**Requirement:**
Repeat every record below exactly, leaving out the pictures.

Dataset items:

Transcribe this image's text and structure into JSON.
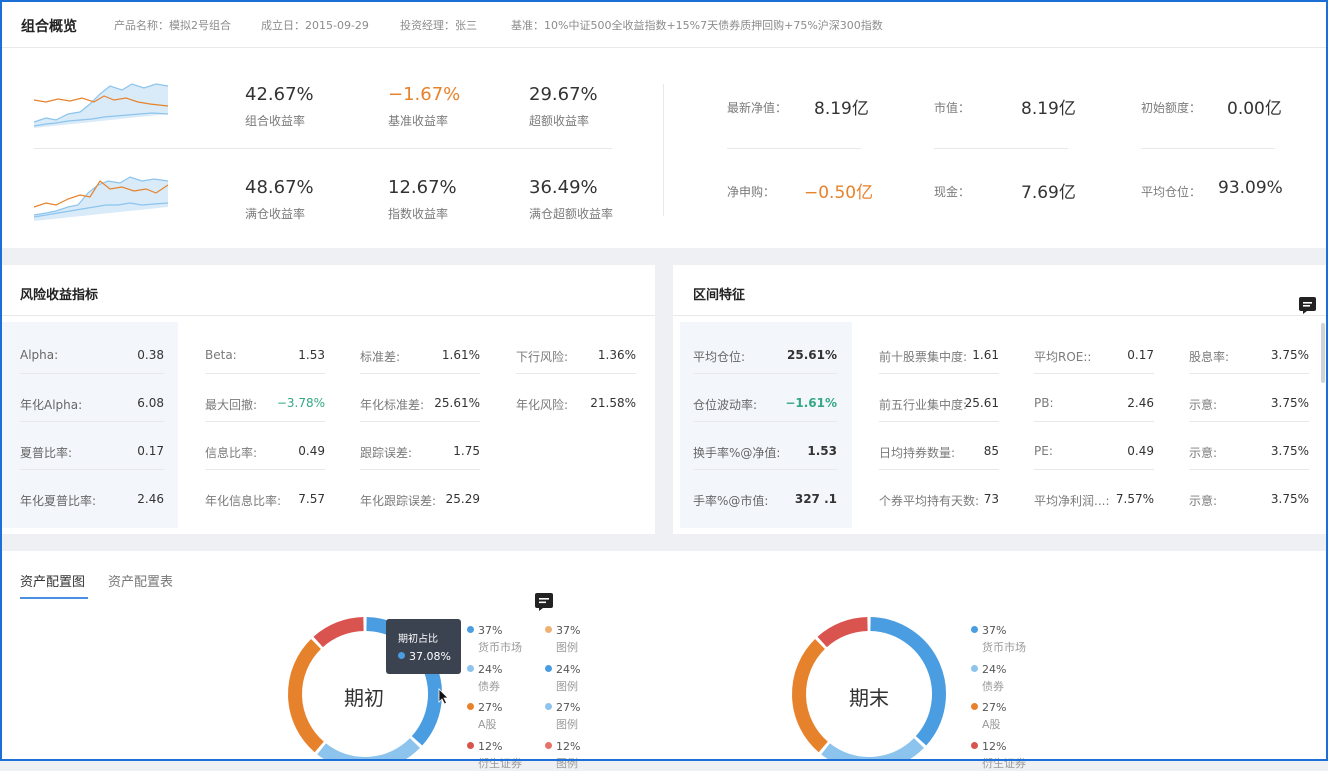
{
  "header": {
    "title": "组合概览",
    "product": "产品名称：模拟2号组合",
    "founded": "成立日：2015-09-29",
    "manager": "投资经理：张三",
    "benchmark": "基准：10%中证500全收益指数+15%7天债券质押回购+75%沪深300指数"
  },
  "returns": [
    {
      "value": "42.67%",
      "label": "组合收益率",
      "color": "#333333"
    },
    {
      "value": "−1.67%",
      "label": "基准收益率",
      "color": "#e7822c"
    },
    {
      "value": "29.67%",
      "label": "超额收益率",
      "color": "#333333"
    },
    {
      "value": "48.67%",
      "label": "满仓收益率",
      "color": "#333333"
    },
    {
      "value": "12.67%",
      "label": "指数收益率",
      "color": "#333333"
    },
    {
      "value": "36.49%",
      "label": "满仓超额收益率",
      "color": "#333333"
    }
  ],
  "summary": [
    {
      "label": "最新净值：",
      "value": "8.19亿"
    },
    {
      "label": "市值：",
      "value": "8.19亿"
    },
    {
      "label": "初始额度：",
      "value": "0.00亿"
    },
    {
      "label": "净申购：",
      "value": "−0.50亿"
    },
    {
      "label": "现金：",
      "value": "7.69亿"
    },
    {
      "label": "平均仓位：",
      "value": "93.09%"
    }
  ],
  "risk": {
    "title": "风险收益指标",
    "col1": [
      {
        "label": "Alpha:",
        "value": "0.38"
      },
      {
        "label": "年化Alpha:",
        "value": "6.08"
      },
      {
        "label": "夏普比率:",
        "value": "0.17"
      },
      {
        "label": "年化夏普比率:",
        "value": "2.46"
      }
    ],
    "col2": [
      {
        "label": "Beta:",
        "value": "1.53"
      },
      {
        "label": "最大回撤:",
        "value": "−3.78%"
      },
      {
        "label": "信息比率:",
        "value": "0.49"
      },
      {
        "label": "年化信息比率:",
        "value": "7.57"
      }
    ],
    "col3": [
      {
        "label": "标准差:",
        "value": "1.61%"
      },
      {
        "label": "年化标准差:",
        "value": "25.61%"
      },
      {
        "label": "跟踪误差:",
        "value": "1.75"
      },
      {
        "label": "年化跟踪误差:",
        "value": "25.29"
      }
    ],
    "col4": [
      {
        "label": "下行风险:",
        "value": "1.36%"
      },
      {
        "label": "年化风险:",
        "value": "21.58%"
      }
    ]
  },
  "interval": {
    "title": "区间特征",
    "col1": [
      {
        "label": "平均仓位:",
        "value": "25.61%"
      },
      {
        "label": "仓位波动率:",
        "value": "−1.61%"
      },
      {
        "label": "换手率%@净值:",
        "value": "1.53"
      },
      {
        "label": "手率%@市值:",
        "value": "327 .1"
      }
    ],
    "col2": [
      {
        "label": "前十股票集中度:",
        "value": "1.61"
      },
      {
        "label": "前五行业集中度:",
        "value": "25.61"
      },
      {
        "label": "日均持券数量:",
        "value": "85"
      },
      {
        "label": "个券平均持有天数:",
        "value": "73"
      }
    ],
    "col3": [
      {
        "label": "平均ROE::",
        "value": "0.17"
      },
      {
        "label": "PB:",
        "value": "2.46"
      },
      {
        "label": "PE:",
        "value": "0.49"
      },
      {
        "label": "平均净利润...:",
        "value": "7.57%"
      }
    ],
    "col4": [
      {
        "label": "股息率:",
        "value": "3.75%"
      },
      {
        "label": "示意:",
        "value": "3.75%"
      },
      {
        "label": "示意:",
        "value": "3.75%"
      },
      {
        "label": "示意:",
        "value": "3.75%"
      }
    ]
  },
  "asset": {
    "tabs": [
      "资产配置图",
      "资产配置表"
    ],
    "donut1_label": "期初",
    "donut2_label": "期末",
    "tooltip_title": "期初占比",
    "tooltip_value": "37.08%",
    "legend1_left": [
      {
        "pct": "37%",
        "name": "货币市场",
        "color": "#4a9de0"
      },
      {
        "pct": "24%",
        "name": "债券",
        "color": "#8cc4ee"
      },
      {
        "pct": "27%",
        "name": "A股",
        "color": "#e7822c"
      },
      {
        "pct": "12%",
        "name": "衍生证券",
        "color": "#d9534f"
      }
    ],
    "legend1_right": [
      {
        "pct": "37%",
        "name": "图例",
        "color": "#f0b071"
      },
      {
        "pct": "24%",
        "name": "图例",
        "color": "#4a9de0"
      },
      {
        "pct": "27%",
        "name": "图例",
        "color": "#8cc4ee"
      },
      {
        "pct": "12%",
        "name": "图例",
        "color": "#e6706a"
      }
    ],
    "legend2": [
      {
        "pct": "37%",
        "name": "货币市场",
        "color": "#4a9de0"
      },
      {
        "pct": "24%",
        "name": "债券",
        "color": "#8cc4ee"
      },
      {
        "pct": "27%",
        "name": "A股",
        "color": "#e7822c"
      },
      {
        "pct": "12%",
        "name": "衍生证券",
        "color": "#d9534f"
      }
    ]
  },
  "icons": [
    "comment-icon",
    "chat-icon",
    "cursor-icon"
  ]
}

**The output:**
Transcribe this image's text and structure into JSON.
{
  "header": {
    "title": "组合概览",
    "product": "产品名称：模拟2号组合",
    "founded": "成立日：2015-09-29",
    "manager": "投资经理：张三",
    "benchmark": "基准：10%中证500全收益指数+15%7天债券质押回购+75%沪深300指数"
  },
  "returns": [
    {
      "value": "42.67%",
      "label": "组合收益率",
      "color": "#333333"
    },
    {
      "value": "−1.67%",
      "label": "基准收益率",
      "color": "#e7822c"
    },
    {
      "value": "29.67%",
      "label": "超额收益率",
      "color": "#333333"
    },
    {
      "value": "48.67%",
      "label": "满仓收益率",
      "color": "#333333"
    },
    {
      "value": "12.67%",
      "label": "指数收益率",
      "color": "#333333"
    },
    {
      "value": "36.49%",
      "label": "满仓超额收益率",
      "color": "#333333"
    }
  ],
  "summary": [
    {
      "label": "最新净值：",
      "value": "8.19亿"
    },
    {
      "label": "市值：",
      "value": "8.19亿"
    },
    {
      "label": "初始额度：",
      "value": "0.00亿"
    },
    {
      "label": "净申购：",
      "value": "−0.50亿"
    },
    {
      "label": "现金：",
      "value": "7.69亿"
    },
    {
      "label": "平均仓位：",
      "value": "93.09%"
    }
  ],
  "risk": {
    "title": "风险收益指标",
    "col1": [
      {
        "label": "Alpha:",
        "value": "0.38"
      },
      {
        "label": "年化Alpha:",
        "value": "6.08"
      },
      {
        "label": "夏普比率:",
        "value": "0.17"
      },
      {
        "label": "年化夏普比率:",
        "value": "2.46"
      }
    ],
    "col2": [
      {
        "label": "Beta:",
        "value": "1.53"
      },
      {
        "label": "最大回撤:",
        "value": "−3.78%"
      },
      {
        "label": "信息比率:",
        "value": "0.49"
      },
      {
        "label": "年化信息比率:",
        "value": "7.57"
      }
    ],
    "col3": [
      {
        "label": "标准差:",
        "value": "1.61%"
      },
      {
        "label": "年化标准差:",
        "value": "25.61%"
      },
      {
        "label": "跟踪误差:",
        "value": "1.75"
      },
      {
        "label": "年化跟踪误差:",
        "value": "25.29"
      }
    ],
    "col4": [
      {
        "label": "下行风险:",
        "value": "1.36%"
      },
      {
        "label": "年化风险:",
        "value": "21.58%"
      }
    ]
  },
  "interval": {
    "title": "区间特征",
    "col1": [
      {
        "label": "平均仓位:",
        "value": "25.61%"
      },
      {
        "label": "仓位波动率:",
        "value": "−1.61%"
      },
      {
        "label": "换手率%@净值:",
        "value": "1.53"
      },
      {
        "label": "手率%@市值:",
        "value": "327 .1"
      }
    ],
    "col2": [
      {
        "label": "前十股票集中度:",
        "value": "1.61"
      },
      {
        "label": "前五行业集中度:",
        "value": "25.61"
      },
      {
        "label": "日均持券数量:",
        "value": "85"
      },
      {
        "label": "个券平均持有天数:",
        "value": "73"
      }
    ],
    "col3": [
      {
        "label": "平均ROE::",
        "value": "0.17"
      },
      {
        "label": "PB:",
        "value": "2.46"
      },
      {
        "label": "PE:",
        "value": "0.49"
      },
      {
        "label": "平均净利润...:",
        "value": "7.57%"
      }
    ],
    "col4": [
      {
        "label": "股息率:",
        "value": "3.75%"
      },
      {
        "label": "示意:",
        "value": "3.75%"
      },
      {
        "label": "示意:",
        "value": "3.75%"
      },
      {
        "label": "示意:",
        "value": "3.75%"
      }
    ]
  },
  "asset": {
    "tabs": [
      "资产配置图",
      "资产配置表"
    ],
    "donut1_label": "期初",
    "donut2_label": "期末",
    "tooltip_title": "期初占比",
    "tooltip_value": "37.08%",
    "legend1_left": [
      {
        "pct": "37%",
        "name": "货币市场",
        "color": "#4a9de0"
      },
      {
        "pct": "24%",
        "name": "债券",
        "color": "#8cc4ee"
      },
      {
        "pct": "27%",
        "name": "A股",
        "color": "#e7822c"
      },
      {
        "pct": "12%",
        "name": "衍生证券",
        "color": "#d9534f"
      }
    ],
    "legend1_right": [
      {
        "pct": "37%",
        "name": "图例",
        "color": "#f0b071"
      },
      {
        "pct": "24%",
        "name": "图例",
        "color": "#4a9de0"
      },
      {
        "pct": "27%",
        "name": "图例",
        "color": "#8cc4ee"
      },
      {
        "pct": "12%",
        "name": "图例",
        "color": "#e6706a"
      }
    ],
    "legend2": [
      {
        "pct": "37%",
        "name": "货币市场",
        "color": "#4a9de0"
      },
      {
        "pct": "24%",
        "name": "债券",
        "color": "#8cc4ee"
      },
      {
        "pct": "27%",
        "name": "A股",
        "color": "#e7822c"
      },
      {
        "pct": "12%",
        "name": "衍生证券",
        "color": "#d9534f"
      }
    ]
  },
  "icons": [
    "comment-icon",
    "chat-icon",
    "cursor-icon"
  ]
}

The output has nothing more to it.